▶ **Aim of the task**
Determine how many lines hold "JSON" and give only that number.

* start Data for this task *

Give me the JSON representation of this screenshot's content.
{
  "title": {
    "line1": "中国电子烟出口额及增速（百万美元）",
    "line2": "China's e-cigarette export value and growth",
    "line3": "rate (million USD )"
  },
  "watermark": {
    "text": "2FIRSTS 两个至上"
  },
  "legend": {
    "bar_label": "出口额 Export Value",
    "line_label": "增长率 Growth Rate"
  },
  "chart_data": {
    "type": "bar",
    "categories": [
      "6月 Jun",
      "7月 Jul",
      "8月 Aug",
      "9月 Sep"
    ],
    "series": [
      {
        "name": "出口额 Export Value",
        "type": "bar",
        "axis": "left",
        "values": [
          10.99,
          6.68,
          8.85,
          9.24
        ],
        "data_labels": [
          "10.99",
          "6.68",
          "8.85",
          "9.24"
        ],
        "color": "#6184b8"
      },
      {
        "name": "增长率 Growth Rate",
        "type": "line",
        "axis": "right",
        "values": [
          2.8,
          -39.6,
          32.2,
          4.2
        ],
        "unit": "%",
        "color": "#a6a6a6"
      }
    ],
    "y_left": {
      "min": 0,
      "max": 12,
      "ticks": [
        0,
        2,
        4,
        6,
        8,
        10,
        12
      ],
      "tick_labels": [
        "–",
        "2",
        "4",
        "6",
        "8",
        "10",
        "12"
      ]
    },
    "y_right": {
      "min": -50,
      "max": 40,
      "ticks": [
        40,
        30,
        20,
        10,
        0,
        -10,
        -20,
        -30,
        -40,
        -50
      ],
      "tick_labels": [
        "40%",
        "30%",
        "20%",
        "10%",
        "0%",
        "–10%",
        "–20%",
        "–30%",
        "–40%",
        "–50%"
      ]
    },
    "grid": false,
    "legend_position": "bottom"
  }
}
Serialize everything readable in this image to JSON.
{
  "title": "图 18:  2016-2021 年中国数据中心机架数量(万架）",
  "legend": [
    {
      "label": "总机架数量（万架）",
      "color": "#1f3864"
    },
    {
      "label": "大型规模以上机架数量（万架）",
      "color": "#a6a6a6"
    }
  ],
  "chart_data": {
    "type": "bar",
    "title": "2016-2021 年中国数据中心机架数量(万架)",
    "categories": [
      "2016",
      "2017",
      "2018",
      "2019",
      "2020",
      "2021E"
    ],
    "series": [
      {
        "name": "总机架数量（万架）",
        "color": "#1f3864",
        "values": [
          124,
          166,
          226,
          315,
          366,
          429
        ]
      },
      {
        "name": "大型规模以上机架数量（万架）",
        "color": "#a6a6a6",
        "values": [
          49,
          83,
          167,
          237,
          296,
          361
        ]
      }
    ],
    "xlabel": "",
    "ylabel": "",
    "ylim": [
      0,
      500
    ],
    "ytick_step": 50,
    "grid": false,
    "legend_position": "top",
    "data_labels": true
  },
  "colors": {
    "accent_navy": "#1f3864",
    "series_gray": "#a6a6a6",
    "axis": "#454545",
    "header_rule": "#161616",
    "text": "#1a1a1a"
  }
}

* end Data for this task *

▶ **Solution to this problem**
2